▶ _What the exercise asks_
Please quote the material exactly, every line of it.
[begin Given information]
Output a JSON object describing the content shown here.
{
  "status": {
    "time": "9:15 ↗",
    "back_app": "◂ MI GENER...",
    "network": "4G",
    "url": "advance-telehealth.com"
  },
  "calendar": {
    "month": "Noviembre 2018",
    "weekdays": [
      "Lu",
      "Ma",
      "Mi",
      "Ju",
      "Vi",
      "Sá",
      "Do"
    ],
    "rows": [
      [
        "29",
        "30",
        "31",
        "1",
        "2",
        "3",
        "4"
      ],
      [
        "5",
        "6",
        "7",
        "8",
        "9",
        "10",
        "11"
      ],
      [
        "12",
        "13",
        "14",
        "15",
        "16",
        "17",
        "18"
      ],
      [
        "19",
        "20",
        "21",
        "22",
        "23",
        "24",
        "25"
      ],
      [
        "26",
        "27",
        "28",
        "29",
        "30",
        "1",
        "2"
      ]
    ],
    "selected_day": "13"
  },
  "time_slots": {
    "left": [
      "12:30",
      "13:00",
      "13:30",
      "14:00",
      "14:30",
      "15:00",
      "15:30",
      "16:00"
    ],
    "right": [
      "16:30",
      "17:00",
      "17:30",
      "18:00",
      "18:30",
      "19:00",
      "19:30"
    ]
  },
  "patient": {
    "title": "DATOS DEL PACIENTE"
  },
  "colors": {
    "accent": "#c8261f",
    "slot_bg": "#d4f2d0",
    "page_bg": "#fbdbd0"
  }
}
[end Given information]
▶ _Worked answer_
Output a JSON object describing the content shown here.
{
  "status": {
    "time": "9:15 ↗",
    "back_app": "◂ MI GENER...",
    "network": "4G",
    "url": "advance-telehealth.com"
  },
  "calendar": {
    "month": "Noviembre 2018",
    "weekdays": [
      "Lu",
      "Ma",
      "Mi",
      "Ju",
      "Vi",
      "Sá",
      "Do"
    ],
    "rows": [
      [
        "29",
        "30",
        "31",
        "1",
        "2",
        "3",
        "4"
      ],
      [
        "5",
        "6",
        "7",
        "8",
        "9",
        "10",
        "11"
      ],
      [
        "12",
        "13",
        "14",
        "15",
        "16",
        "17",
        "18"
      ],
      [
        "19",
        "20",
        "21",
        "22",
        "23",
        "24",
        "25"
      ],
      [
        "26",
        "27",
        "28",
        "29",
        "30",
        "1",
        "2"
      ]
    ],
    "selected_day": "13"
  },
  "time_slots": {
    "left": [
      "12:30",
      "13:00",
      "13:30",
      "14:00",
      "14:30",
      "15:00",
      "15:30",
      "16:00"
    ],
    "right": [
      "16:30",
      "17:00",
      "17:30",
      "18:00",
      "18:30",
      "19:00",
      "19:30"
    ]
  },
  "patient": {
    "title": "DATOS DEL PACIENTE"
  },
  "colors": {
    "accent": "#c8261f",
    "slot_bg": "#d4f2d0",
    "page_bg": "#fbdbd0"
  }
}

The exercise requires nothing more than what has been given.